Exercise task ::
Write out every single entry exactly.

Data excerpts ::
## START

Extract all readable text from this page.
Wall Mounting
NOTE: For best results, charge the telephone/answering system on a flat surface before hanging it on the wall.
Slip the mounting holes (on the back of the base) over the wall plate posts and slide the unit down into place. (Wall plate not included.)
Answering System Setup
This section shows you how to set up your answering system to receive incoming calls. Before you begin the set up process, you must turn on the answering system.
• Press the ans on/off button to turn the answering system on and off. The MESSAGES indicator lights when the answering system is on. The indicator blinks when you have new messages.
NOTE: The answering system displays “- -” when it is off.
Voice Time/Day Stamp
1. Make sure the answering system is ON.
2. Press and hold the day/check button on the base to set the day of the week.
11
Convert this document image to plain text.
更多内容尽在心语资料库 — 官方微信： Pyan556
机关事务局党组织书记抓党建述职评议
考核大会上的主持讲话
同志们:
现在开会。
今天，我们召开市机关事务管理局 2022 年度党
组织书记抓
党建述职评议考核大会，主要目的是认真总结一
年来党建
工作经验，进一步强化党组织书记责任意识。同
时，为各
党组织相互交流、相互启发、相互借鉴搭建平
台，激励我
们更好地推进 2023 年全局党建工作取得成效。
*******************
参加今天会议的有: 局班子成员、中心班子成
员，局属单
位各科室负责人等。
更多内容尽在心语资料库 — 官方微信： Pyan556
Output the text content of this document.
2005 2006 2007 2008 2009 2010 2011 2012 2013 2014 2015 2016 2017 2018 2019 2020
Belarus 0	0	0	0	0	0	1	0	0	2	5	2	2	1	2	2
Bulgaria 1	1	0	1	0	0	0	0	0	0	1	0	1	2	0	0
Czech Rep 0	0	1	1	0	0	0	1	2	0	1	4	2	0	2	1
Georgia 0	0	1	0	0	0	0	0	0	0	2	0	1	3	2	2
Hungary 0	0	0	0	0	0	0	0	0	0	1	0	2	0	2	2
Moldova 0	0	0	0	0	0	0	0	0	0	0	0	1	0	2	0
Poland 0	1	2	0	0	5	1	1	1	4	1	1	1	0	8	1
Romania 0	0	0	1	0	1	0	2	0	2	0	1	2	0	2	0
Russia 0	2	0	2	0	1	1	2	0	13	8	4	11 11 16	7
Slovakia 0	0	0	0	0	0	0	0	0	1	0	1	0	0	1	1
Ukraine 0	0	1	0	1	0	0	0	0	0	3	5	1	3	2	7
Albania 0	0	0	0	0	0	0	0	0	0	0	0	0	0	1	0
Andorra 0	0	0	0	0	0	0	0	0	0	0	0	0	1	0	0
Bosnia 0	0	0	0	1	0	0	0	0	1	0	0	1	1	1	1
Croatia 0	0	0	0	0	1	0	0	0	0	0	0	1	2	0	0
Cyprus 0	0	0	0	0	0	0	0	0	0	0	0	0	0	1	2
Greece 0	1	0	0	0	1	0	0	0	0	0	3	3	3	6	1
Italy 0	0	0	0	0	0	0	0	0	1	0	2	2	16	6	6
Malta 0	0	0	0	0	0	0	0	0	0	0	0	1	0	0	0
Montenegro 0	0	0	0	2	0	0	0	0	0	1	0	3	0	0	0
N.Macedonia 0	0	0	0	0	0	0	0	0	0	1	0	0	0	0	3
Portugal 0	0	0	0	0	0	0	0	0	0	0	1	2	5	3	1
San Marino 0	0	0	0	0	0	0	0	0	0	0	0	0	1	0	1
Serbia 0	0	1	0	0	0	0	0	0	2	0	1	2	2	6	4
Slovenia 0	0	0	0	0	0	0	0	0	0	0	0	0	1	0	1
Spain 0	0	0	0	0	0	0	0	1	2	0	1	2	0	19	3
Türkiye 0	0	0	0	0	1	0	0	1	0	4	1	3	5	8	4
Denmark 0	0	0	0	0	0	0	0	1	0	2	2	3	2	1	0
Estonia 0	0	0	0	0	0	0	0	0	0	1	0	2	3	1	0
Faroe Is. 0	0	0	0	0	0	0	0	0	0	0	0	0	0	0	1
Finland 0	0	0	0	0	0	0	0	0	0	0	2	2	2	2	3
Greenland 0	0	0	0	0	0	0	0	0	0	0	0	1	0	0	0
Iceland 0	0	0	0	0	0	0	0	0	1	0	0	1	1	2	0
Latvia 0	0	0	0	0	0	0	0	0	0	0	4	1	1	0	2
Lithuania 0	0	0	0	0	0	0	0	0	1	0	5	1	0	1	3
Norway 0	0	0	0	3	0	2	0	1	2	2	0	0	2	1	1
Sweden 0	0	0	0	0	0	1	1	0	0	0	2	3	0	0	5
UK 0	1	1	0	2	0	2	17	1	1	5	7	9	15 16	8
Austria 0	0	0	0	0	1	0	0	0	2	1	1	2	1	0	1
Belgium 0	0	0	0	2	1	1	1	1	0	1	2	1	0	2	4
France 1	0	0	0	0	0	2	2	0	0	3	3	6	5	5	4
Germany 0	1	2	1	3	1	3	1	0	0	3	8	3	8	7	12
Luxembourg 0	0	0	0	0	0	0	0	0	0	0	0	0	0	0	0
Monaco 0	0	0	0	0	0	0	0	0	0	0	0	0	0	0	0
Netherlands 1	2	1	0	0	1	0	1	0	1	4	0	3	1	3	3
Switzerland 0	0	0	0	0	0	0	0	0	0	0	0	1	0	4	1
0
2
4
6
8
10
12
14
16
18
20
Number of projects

## END

Solved exercise ::
Extract all readable text from this page.
Wall Mounting
NOTE: For best results, charge the telephone/answering system on a flat surface before hanging it on the wall.
Slip the mounting holes (on the back of the base) over the wall plate posts and slide the unit down into place. (Wall plate not included.)
Answering System Setup
This section shows you how to set up your answering system to receive incoming calls. Before you begin the set up process, you must turn on the answering system.
• Press the ans on/off button to turn the answering system on and off. The MESSAGES indicator lights when the answering system is on. The indicator blinks when you have new messages.
NOTE: The answering system displays “- -” when it is off.
Voice Time/Day Stamp
1. Make sure the answering system is ON.
2. Press and hold the day/check button on the base to set the day of the week.
11
Convert this document image to plain text.
更多内容尽在心语资料库 — 官方微信： Pyan556
机关事务局党组织书记抓党建述职评议
考核大会上的主持讲话
同志们:
现在开会。
今天，我们召开市机关事务管理局 2022 年度党
组织书记抓
党建述职评议考核大会，主要目的是认真总结一
年来党建
工作经验，进一步强化党组织书记责任意识。同
时，为各
党组织相互交流、相互启发、相互借鉴搭建平
台，激励我
们更好地推进 2023 年全局党建工作取得成效。
*******************
参加今天会议的有: 局班子成员、中心班子成
员，局属单
位各科室负责人等。
更多内容尽在心语资料库 — 官方微信： Pyan556
Output the text content of this document.
2005 2006 2007 2008 2009 2010 2011 2012 2013 2014 2015 2016 2017 2018 2019 2020
Belarus 0	0	0	0	0	0	1	0	0	2	5	2	2	1	2	2
Bulgaria 1	1	0	1	0	0	0	0	0	0	1	0	1	2	0	0
Czech Rep 0	0	1	1	0	0	0	1	2	0	1	4	2	0	2	1
Georgia 0	0	1	0	0	0	0	0	0	0	2	0	1	3	2	2
Hungary 0	0	0	0	0	0	0	0	0	0	1	0	2	0	2	2
Moldova 0	0	0	0	0	0	0	0	0	0	0	0	1	0	2	0
Poland 0	1	2	0	0	5	1	1	1	4	1	1	1	0	8	1
Romania 0	0	0	1	0	1	0	2	0	2	0	1	2	0	2	0
Russia 0	2	0	2	0	1	1	2	0	13	8	4	11 11 16	7
Slovakia 0	0	0	0	0	0	0	0	0	1	0	1	0	0	1	1
Ukraine 0	0	1	0	1	0	0	0	0	0	3	5	1	3	2	7
Albania 0	0	0	0	0	0	0	0	0	0	0	0	0	0	1	0
Andorra 0	0	0	0	0	0	0	0	0	0	0	0	0	1	0	0
Bosnia 0	0	0	0	1	0	0	0	0	1	0	0	1	1	1	1
Croatia 0	0	0	0	0	1	0	0	0	0	0	0	1	2	0	0
Cyprus 0	0	0	0	0	0	0	0	0	0	0	0	0	0	1	2
Greece 0	1	0	0	0	1	0	0	0	0	0	3	3	3	6	1
Italy 0	0	0	0	0	0	0	0	0	1	0	2	2	16	6	6
Malta 0	0	0	0	0	0	0	0	0	0	0	0	1	0	0	0
Montenegro 0	0	0	0	2	0	0	0	0	0	1	0	3	0	0	0
N.Macedonia 0	0	0	0	0	0	0	0	0	0	1	0	0	0	0	3
Portugal 0	0	0	0	0	0	0	0	0	0	0	1	2	5	3	1
San Marino 0	0	0	0	0	0	0	0	0	0	0	0	0	1	0	1
Serbia 0	0	1	0	0	0	0	0	0	2	0	1	2	2	6	4
Slovenia 0	0	0	0	0	0	0	0	0	0	0	0	0	1	0	1
Spain 0	0	0	0	0	0	0	0	1	2	0	1	2	0	19	3
Türkiye 0	0	0	0	0	1	0	0	1	0	4	1	3	5	8	4
Denmark 0	0	0	0	0	0	0	0	1	0	2	2	3	2	1	0
Estonia 0	0	0	0	0	0	0	0	0	0	1	0	2	3	1	0
Faroe Is. 0	0	0	0	0	0	0	0	0	0	0	0	0	0	0	1
Finland 0	0	0	0	0	0	0	0	0	0	0	2	2	2	2	3
Greenland 0	0	0	0	0	0	0	0	0	0	0	0	1	0	0	0
Iceland 0	0	0	0	0	0	0	0	0	1	0	0	1	1	2	0
Latvia 0	0	0	0	0	0	0	0	0	0	0	4	1	1	0	2
Lithuania 0	0	0	0	0	0	0	0	0	1	0	5	1	0	1	3
Norway 0	0	0	0	3	0	2	0	1	2	2	0	0	2	1	1
Sweden 0	0	0	0	0	0	1	1	0	0	0	2	3	0	0	5
UK 0	1	1	0	2	0	2	17	1	1	5	7	9	15 16	8
Austria 0	0	0	0	0	1	0	0	0	2	1	1	2	1	0	1
Belgium 0	0	0	0	2	1	1	1	1	0	1	2	1	0	2	4
France 1	0	0	0	0	0	2	2	0	0	3	3	6	5	5	4
Germany 0	1	2	1	3	1	3	1	0	0	3	8	3	8	7	12
Luxembourg 0	0	0	0	0	0	0	0	0	0	0	0	0	0	0	0
Monaco 0	0	0	0	0	0	0	0	0	0	0	0	0	0	0	0
Netherlands 1	2	1	0	0	1	0	1	0	1	4	0	3	1	3	3
Switzerland 0	0	0	0	0	0	0	0	0	0	0	0	1	0	4	1
0
2
4
6
8
10
12
14
16
18
20
Number of projects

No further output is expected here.